BEGIN Document passage

Cells were seeded at 3×105 per 6-well plate with suitable medium and treated with sinomenine the next day. The cells underwent treatment for 48 h, then the supernatant was collected for enzyme-linked immunosorbent assay (ELISA). ELISA kit for secreted MMP-2 and MMP-9 were purchased from Boster Institution Biochemistry (Wuhan, China). The assay was performed following the manufacturer's instructions.

Tube formation assay

Matrigel was implanted in a 96-well plate at 100 μl per well at 37°C overnight. HUVEC cells (2×104) or U2OS cells then were seeded in the wells with 100 μl 1.5% FBS low-sugar DMEM or PRMI-1640 medium respectively (4 repeats). Different concentrations of sinomenine were given and the HUVEC cells were incubated. Images were first taken under a microscope at 3 h acquiring the tube-like structures formation, and then every one hour. The total tube length were measured by IPP software.

Western blot analysis

Cells were lysed in RIPA buffer (Beyotime, Shanghai, China). Total proteins were separated by 10% sodium dodecyl sulfate polyacrylamide gel electrophoresis (SDS-PAGE), and then transferred to a 0.22-μm PVDF membrane (Millipore, Shanghai, China). After blocking with 5% non-fat milk for 2 h, the membranes were incubated overnight at 4°C with antibodies. Horseradish peroxidase (HRP)-conjugated goat anti-mouse (1:1,500, Thermo Pierce) or goat anti-rabbit IgG (1:1,500, Thermo Pierce) was applied as secondary antibody for 1 h at room temperature. The immunoreactive bands were detected using an enhanced chemiluminescent detection reagent (Pierce) and exposured by ChemiDoc imaging system (Bio-Rad).

Human osteosarcoma orthotopic experiment

Four-week-old, female BALB/c-nude mice were purchased from Shanghai Laboratory Animal Center of Chinese Academy of Sciences. The HOS cells were transfected luciferase (HOS-Luc) for imaging in vivo. The tumors were established by injecting 50 μl PBS containing 10×106 HOS-Luc resuspension cells into the left tibia marrow cavity using 1 ml injection through upper tibia tubercle from the knee. Six mice were not injected as non-tumor negative control. At the 10th day after HOS-Luc injection, luciferase-imaging was performed to make sure the tumor tissue located in orthotopic tibia and the total tumor number reached 10×107. The mice with very low luciferase signal, or tumor tissues not located in the tibia were sacrificed. Then the sinomenine treatment was carried out. The mice were divided into two group randomly (6 mice each group), to receive intraperitoneal rejection of 200 μl PBS or 150 mg/kg sinomenine. The treatment lasted for 14 days, the body weight was determined every 2 days. As the tumor located in the tibia cavity with an irregular shape, it is difficult to measure the tumor volume. Luciferase fluorescent signal was detected every week to estimate the tumor growth. All the mice were sacrificed at day 14 after treatment. The venous blood was collected from the mouse orbita for blood biochemical tests. The tumor tissues were dissected and fixed in formalin.

All the procedures involving clinical specimens were approved by the Research Ethics Committee of the Second Affiliated Hospital of Zhejiang University School of Medicine, China.

END Document passage
BEGIN Stored data

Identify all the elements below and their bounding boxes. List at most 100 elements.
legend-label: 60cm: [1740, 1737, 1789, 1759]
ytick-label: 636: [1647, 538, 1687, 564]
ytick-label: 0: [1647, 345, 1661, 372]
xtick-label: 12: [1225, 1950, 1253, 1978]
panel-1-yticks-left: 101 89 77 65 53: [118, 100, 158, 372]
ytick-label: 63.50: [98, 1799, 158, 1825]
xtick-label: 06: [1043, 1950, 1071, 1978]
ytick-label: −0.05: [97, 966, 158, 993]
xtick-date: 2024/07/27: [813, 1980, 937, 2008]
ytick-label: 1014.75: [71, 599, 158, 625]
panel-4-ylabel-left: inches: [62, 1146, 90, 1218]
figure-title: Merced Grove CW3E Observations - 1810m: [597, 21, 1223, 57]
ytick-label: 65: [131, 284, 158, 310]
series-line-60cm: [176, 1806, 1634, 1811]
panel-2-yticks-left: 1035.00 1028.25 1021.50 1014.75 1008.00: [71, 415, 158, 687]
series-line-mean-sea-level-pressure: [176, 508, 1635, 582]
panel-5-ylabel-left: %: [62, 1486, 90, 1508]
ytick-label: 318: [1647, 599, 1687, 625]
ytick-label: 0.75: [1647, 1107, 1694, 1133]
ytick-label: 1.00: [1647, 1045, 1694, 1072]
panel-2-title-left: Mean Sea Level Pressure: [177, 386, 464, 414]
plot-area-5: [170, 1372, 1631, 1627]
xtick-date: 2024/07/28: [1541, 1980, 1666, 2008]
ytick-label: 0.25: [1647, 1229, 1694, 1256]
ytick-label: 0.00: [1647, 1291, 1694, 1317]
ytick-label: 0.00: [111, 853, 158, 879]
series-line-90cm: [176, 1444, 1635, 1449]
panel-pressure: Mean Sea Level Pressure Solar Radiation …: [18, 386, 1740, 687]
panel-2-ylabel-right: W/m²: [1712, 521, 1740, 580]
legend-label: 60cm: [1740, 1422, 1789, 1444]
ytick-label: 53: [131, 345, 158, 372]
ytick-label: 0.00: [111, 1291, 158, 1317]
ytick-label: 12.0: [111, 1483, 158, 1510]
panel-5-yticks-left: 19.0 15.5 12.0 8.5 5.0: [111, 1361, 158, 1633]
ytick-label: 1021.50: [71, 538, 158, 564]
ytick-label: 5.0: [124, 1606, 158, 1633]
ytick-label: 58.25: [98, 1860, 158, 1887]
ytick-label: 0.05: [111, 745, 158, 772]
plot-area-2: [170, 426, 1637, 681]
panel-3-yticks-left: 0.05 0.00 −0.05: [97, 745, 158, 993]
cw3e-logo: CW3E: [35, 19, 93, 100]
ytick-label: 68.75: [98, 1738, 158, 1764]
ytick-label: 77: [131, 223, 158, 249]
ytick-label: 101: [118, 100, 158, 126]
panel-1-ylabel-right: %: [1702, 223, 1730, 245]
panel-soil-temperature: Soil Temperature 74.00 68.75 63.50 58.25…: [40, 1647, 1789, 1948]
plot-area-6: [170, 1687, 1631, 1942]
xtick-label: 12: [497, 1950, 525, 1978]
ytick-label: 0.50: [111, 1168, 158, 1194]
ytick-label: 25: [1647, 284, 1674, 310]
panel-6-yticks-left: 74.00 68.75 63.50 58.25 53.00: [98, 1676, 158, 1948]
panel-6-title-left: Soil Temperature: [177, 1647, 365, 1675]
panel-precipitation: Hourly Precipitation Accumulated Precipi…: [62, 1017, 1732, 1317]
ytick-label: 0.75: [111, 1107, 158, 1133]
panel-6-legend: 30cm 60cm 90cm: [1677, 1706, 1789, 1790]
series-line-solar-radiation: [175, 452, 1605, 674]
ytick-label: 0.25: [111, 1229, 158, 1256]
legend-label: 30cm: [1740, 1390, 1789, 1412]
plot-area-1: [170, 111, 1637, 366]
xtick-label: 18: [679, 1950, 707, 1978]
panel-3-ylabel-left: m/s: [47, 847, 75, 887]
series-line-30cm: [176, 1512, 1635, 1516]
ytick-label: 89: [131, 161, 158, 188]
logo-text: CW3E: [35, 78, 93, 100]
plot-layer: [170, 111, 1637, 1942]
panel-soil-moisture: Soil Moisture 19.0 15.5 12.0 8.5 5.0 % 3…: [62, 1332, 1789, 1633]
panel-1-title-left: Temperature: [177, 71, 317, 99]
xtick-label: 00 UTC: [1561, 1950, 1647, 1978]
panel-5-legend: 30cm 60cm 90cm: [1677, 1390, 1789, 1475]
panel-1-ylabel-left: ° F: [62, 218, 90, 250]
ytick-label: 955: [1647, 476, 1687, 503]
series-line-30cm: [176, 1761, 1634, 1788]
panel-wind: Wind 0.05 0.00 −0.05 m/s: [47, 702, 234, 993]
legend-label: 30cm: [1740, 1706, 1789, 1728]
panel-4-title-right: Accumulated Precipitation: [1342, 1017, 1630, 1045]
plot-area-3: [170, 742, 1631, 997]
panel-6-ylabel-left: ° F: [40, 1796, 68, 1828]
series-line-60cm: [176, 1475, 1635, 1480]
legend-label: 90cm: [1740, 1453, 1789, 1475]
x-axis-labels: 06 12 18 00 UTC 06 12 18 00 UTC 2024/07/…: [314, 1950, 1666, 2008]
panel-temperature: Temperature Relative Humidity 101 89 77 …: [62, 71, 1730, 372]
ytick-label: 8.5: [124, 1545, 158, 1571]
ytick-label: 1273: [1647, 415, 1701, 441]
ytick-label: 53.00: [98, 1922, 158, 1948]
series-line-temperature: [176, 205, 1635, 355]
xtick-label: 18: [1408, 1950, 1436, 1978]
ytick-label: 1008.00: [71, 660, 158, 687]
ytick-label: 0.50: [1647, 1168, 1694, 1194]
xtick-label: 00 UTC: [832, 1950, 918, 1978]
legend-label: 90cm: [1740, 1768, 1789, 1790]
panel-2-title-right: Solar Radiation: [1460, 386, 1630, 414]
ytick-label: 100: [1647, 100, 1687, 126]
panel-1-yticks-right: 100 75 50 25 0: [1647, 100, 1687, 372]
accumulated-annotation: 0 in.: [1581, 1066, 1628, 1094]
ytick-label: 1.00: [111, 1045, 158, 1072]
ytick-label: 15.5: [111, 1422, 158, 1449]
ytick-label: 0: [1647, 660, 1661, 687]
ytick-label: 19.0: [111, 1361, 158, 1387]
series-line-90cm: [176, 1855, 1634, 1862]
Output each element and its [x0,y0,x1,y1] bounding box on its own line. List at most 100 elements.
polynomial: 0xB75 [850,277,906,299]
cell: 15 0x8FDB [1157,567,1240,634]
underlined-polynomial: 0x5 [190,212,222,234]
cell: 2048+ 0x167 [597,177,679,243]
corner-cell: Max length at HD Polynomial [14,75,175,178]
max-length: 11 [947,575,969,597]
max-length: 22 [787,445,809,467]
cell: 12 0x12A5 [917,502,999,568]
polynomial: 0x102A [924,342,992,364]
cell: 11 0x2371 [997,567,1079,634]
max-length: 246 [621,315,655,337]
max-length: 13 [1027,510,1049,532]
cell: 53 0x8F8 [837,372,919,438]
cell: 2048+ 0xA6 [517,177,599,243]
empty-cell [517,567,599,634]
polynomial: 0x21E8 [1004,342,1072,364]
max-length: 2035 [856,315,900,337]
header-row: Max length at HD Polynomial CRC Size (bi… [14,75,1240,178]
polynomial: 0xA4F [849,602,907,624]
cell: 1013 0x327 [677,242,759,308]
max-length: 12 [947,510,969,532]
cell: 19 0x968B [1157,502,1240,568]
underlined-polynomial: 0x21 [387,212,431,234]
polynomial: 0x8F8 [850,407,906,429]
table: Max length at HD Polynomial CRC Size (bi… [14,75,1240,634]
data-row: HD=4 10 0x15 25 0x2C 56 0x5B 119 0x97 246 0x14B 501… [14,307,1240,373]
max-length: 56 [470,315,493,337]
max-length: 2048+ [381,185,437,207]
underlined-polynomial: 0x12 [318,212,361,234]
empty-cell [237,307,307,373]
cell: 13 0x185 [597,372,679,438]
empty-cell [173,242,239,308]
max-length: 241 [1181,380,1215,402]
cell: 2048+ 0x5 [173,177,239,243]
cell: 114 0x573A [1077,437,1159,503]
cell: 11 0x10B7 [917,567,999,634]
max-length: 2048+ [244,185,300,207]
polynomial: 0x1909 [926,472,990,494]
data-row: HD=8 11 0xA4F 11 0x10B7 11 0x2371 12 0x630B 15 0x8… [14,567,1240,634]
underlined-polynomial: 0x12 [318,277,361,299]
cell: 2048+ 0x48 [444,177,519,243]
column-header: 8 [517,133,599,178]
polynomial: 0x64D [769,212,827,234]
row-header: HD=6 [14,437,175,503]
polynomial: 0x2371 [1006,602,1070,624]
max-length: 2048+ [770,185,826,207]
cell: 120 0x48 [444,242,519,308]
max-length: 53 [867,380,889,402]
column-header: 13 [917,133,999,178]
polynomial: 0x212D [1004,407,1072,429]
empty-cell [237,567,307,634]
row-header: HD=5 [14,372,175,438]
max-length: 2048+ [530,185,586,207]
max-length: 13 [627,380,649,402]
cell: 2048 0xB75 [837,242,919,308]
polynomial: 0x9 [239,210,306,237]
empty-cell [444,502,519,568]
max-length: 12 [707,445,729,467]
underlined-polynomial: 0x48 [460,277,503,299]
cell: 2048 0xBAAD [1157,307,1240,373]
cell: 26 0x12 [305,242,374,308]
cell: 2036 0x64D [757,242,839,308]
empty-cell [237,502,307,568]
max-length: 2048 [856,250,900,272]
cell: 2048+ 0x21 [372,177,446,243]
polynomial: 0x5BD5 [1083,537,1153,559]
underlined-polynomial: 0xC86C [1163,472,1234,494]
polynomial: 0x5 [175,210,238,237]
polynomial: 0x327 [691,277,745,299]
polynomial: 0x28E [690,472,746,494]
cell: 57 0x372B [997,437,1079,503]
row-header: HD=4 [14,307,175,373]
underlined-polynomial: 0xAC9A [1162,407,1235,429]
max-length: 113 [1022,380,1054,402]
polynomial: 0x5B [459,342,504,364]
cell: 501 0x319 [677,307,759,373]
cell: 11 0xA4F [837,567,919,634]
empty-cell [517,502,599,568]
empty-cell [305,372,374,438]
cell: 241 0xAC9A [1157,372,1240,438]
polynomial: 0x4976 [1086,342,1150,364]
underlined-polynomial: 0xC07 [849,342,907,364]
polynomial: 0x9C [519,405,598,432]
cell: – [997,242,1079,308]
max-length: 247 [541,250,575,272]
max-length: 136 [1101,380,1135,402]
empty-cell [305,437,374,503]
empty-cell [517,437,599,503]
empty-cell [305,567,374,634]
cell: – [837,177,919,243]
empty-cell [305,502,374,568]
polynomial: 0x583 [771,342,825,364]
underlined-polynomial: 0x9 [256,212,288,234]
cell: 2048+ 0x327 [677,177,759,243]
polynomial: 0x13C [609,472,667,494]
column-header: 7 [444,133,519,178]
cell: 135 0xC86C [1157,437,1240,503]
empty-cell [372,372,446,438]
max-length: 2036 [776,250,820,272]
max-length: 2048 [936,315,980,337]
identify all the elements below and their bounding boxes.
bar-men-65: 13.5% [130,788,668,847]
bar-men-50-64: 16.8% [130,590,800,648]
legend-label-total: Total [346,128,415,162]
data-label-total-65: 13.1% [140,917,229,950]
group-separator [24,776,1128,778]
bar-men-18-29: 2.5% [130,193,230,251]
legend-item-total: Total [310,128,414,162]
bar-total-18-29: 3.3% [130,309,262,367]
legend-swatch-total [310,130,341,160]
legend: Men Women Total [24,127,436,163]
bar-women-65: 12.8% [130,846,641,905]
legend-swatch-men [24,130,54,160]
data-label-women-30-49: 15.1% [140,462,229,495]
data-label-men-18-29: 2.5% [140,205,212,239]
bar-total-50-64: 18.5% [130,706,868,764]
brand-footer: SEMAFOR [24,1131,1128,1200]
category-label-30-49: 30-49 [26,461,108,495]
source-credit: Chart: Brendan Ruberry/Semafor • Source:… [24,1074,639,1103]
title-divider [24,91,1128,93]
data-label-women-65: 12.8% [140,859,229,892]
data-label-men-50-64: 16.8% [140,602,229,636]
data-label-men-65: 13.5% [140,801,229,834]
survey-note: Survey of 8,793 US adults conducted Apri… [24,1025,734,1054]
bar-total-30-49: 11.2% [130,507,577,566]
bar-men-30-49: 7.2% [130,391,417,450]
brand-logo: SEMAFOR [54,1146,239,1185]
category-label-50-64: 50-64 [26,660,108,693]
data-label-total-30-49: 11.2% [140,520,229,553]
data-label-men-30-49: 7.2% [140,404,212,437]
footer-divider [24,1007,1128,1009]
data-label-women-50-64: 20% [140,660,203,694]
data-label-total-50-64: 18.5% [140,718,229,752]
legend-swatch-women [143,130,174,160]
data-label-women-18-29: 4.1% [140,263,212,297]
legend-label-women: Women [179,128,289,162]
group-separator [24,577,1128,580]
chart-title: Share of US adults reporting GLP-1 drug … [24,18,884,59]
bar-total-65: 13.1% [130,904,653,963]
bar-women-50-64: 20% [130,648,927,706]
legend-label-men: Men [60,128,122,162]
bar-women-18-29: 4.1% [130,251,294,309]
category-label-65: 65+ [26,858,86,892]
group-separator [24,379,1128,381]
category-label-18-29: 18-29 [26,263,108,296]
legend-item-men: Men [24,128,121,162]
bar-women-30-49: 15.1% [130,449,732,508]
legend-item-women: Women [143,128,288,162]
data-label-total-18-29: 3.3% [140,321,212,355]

END Stored data

Aim of the task:
Transcribe verbatim the portion of the sinomenine methods text starting with "Cells were lysed" and going on through "imaging system (Bio-Rad).". The records are not needed for this work.

The completed task:
Cells were lysed in RIPA buffer (Beyotime, Shanghai, China). Total proteins were separated by 10% sodium dodecyl sulfate polyacrylamide gel electrophoresis (SDS-PAGE), and then transferred to a 0.22-μm PVDF membrane (Millipore, Shanghai, China). After blocking with 5% non-fat milk for 2 h, the membranes were incubated overnight at 4°C with antibodies. Horseradish peroxidase (HRP)-conjugated goat anti-mouse (1:1,500, Thermo Pierce) or goat anti-rabbit IgG (1:1,500, Thermo Pierce) was applied as secondary antibody for 1 h at room temperature. The immunoreactive bands were detected using an enhanced chemiluminescent detection reagent (Pierce) and exposured by ChemiDoc imaging system (Bio-Rad).